- Written request:
Copy out every line containing the word "this".
======== Materials provided ========
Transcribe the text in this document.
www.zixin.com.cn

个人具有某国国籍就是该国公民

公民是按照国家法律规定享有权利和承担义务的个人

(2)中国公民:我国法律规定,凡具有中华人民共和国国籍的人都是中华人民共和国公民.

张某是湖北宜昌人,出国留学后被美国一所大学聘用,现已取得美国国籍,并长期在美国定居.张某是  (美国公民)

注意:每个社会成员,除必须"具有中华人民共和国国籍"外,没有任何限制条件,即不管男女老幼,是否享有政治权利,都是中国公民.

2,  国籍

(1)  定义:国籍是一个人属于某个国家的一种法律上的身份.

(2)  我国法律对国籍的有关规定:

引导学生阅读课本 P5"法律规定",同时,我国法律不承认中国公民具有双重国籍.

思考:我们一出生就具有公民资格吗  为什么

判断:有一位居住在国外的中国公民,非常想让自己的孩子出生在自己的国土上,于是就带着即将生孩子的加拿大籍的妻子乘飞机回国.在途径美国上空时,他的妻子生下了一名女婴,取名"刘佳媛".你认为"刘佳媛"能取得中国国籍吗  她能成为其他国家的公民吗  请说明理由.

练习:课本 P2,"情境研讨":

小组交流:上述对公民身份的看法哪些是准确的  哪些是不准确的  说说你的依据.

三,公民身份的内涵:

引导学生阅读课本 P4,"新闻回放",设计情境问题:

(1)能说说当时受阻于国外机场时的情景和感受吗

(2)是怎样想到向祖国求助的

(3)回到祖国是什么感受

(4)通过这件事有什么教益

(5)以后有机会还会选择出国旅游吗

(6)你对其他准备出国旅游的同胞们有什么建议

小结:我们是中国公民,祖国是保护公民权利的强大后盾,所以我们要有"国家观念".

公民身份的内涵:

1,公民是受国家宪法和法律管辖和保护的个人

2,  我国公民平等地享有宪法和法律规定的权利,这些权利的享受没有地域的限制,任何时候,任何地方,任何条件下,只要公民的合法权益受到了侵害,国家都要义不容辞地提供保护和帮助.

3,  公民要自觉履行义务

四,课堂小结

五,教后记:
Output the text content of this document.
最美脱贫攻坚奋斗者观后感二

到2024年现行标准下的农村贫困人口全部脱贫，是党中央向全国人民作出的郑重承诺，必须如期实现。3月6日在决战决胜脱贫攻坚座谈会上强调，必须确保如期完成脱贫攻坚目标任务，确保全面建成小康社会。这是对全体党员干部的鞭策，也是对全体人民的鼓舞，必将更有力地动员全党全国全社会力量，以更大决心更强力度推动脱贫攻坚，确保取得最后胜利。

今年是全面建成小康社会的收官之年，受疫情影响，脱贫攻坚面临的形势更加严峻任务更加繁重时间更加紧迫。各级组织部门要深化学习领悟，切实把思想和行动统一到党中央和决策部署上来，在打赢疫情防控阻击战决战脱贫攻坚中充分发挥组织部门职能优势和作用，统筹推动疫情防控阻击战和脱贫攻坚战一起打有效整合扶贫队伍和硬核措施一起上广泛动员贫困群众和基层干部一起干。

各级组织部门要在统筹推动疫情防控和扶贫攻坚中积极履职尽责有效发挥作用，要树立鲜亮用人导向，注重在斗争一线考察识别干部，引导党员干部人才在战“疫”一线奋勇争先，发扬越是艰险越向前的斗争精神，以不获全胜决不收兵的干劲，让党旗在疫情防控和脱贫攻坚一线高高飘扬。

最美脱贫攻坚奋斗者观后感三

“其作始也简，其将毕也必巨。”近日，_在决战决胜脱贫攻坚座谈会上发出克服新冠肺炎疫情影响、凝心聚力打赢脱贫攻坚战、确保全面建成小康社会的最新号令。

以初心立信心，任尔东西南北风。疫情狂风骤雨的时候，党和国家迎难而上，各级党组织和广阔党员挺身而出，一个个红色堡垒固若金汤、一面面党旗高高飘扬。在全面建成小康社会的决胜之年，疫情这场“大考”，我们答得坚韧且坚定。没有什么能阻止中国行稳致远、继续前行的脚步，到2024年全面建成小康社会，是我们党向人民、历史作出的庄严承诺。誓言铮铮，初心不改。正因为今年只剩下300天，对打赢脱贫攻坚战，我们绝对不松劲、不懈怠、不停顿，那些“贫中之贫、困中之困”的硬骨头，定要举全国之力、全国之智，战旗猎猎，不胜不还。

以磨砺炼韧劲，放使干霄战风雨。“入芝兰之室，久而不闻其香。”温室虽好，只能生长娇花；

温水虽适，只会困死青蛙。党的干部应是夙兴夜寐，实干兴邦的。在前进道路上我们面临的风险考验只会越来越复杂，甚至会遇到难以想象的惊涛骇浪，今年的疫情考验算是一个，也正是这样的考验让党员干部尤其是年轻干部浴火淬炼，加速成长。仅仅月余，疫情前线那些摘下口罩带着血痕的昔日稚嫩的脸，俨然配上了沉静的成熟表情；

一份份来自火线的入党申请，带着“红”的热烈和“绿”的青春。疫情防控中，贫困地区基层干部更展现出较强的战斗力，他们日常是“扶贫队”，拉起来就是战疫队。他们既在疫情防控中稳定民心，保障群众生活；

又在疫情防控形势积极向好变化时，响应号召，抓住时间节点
========
======== Materials provided ========
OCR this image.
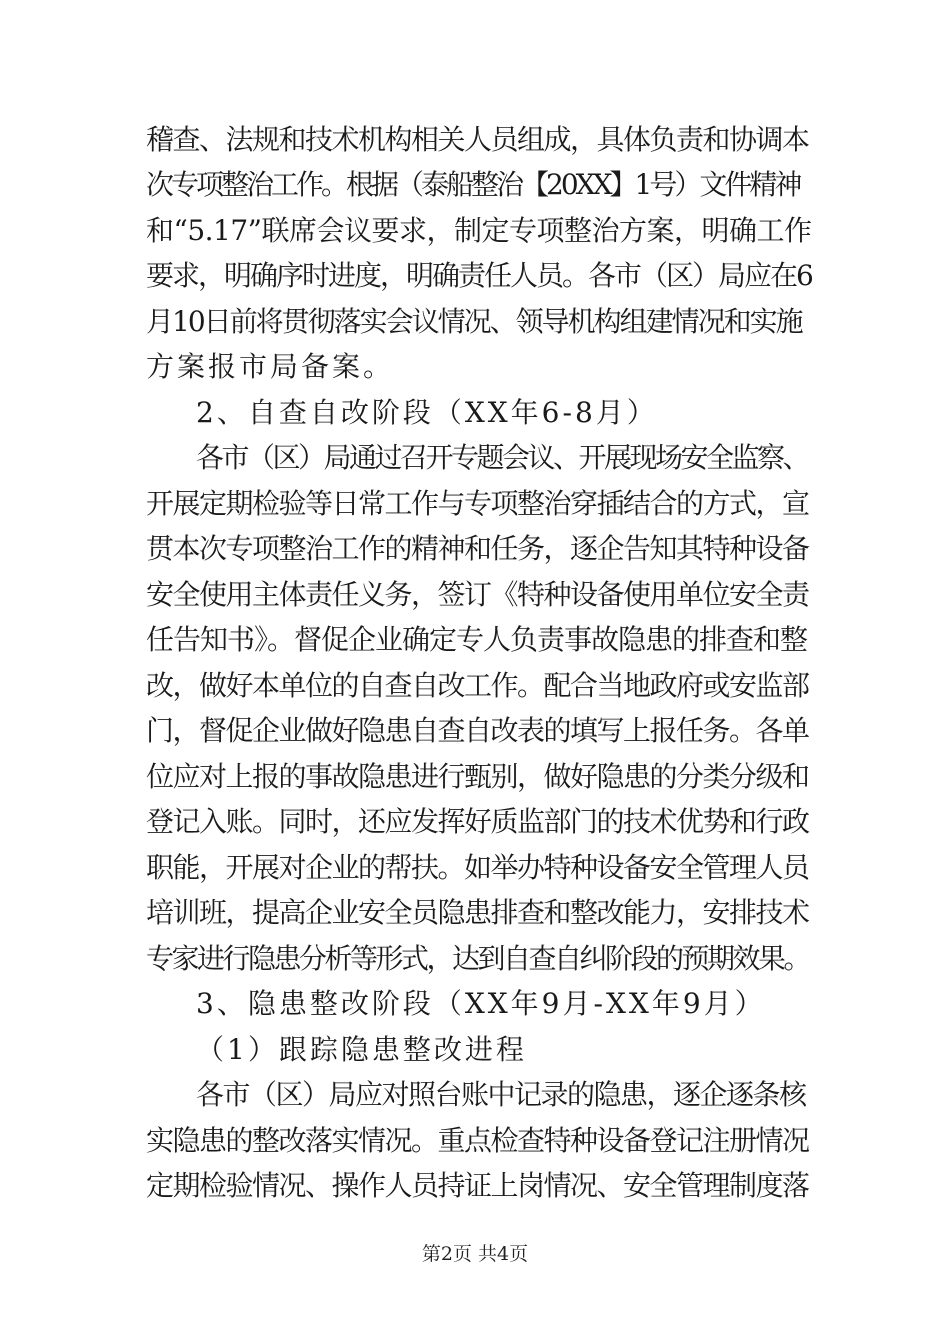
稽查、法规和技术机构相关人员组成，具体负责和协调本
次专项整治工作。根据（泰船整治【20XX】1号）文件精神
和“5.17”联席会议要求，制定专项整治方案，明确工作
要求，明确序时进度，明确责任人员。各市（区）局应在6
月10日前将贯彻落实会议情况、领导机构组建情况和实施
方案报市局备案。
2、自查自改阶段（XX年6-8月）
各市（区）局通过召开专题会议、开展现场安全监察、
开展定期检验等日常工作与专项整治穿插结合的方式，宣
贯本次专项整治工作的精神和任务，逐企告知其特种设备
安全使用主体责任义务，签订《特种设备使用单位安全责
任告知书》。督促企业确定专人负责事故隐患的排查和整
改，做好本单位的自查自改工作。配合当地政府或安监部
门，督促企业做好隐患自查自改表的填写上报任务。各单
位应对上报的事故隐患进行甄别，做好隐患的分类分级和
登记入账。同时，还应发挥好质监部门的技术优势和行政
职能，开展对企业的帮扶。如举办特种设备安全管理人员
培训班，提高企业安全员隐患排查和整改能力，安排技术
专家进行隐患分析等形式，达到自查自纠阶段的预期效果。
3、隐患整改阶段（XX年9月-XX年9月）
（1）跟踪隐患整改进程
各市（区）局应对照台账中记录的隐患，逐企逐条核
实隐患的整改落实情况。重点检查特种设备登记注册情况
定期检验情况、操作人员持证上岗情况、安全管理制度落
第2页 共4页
========
======== Materials provided ========
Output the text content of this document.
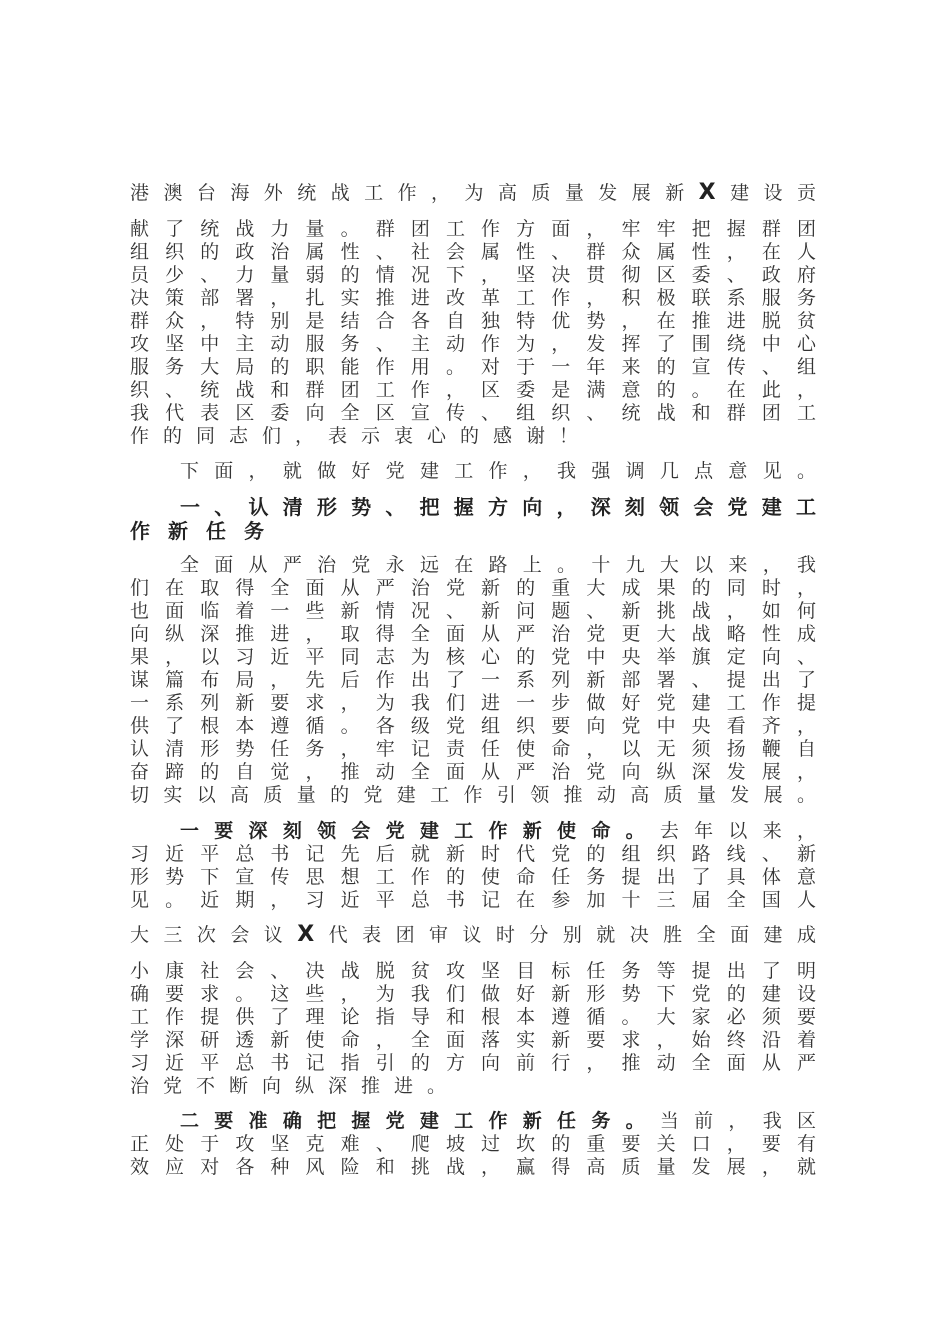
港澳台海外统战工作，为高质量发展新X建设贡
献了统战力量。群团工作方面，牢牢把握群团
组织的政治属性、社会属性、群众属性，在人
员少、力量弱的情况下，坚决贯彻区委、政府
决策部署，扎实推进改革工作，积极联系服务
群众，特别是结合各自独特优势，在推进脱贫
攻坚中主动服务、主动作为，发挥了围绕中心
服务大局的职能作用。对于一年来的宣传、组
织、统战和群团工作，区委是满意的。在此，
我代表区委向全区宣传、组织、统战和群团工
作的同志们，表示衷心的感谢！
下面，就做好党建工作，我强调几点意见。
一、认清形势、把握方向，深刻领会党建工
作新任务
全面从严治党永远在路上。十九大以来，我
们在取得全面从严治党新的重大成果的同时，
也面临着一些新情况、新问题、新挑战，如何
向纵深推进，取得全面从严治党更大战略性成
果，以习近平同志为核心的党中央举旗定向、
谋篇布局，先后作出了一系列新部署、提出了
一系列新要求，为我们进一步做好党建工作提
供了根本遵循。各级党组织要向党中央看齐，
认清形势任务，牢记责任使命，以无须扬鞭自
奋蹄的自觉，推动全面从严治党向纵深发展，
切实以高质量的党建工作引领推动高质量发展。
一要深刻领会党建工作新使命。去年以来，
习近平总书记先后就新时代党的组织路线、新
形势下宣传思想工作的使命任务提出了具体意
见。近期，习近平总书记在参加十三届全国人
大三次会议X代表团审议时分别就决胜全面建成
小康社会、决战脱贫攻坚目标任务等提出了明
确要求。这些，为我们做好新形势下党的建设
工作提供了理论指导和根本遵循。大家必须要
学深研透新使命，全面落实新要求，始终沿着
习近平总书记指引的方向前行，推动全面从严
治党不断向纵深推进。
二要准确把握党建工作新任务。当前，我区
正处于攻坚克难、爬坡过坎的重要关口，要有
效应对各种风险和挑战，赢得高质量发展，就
========
- Written response:
Transcribe the text in this document.
Output the text content of this document.
OCR this image.
Output the text content of this document.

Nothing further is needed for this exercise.